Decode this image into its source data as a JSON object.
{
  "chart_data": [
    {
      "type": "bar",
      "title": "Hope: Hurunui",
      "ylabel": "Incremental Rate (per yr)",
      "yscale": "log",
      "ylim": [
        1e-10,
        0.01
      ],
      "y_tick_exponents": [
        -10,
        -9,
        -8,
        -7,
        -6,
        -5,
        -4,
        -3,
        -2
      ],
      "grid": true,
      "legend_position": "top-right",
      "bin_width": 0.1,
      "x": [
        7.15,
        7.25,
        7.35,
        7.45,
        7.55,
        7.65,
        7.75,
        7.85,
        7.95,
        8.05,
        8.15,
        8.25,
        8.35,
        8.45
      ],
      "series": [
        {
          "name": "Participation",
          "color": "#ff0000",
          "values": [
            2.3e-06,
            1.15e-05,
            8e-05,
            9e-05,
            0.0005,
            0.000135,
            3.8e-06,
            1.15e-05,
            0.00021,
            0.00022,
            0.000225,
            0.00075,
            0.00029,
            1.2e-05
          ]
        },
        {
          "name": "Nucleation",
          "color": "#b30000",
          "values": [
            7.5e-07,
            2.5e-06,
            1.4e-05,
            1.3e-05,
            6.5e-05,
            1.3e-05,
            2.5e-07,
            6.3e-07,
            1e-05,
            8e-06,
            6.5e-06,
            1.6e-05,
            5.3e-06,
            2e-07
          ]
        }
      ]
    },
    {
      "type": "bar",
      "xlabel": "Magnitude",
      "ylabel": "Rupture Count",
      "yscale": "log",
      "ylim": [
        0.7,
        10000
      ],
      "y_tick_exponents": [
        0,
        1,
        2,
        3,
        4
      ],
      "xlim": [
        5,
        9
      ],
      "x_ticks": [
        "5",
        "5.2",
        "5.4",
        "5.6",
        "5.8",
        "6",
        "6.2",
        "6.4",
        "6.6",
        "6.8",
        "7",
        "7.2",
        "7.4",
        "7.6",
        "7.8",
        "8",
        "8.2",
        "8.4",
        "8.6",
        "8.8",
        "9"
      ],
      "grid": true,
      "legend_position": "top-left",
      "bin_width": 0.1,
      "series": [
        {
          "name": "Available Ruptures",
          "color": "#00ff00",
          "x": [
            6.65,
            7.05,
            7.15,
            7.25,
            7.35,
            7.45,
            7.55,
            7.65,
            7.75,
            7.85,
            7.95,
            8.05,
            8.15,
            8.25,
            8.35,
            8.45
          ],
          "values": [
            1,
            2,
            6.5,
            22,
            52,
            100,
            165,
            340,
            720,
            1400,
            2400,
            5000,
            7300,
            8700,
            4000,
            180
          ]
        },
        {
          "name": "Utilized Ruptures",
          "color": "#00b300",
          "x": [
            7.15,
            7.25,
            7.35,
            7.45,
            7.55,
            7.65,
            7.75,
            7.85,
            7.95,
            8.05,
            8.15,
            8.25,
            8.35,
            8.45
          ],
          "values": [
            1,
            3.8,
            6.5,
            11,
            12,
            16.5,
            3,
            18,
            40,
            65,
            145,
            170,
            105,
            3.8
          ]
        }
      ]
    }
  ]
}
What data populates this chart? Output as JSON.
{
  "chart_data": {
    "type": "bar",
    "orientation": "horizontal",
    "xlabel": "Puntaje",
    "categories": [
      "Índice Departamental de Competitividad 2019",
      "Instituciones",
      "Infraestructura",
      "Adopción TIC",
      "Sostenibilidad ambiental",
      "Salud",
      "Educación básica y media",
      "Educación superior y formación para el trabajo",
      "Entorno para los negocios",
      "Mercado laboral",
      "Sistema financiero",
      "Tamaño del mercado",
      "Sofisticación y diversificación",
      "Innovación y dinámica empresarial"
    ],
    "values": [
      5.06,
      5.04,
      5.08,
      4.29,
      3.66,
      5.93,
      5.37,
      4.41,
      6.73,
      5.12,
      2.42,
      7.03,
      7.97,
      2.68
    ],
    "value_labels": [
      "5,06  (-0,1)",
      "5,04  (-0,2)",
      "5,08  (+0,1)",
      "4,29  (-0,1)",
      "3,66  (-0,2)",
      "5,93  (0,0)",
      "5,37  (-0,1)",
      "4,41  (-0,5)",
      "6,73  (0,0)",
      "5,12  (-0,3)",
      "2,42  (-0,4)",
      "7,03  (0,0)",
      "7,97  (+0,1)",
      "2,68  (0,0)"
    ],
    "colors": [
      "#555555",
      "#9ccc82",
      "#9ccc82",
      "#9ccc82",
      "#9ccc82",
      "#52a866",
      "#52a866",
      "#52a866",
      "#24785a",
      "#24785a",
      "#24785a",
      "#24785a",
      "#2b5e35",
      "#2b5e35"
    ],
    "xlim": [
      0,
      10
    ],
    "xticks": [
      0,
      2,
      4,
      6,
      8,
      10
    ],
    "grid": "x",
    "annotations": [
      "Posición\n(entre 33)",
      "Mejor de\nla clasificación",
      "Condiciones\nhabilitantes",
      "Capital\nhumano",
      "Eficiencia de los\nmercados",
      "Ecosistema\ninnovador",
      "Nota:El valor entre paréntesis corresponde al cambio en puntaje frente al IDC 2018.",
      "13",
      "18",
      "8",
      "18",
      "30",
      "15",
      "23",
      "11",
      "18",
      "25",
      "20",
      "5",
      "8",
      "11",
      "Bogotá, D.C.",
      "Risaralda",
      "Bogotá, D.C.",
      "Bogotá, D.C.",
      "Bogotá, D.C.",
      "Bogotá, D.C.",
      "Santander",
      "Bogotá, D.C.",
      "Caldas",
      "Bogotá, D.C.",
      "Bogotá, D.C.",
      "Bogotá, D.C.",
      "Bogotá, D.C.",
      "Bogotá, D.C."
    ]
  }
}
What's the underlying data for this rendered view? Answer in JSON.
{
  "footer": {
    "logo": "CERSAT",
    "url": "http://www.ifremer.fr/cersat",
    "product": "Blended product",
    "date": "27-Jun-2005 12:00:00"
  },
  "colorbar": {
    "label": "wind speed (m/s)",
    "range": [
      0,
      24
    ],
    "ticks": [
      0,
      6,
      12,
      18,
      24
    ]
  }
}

::::

WRITTEN INSTRUCTION ->
Which lines include the word "ylabel"? Copy every one of them.

RESPONSE TO THE TASK ->
      "ylabel": "Incremental Rate (per yr)",
      "ylabel": "Rupture Count",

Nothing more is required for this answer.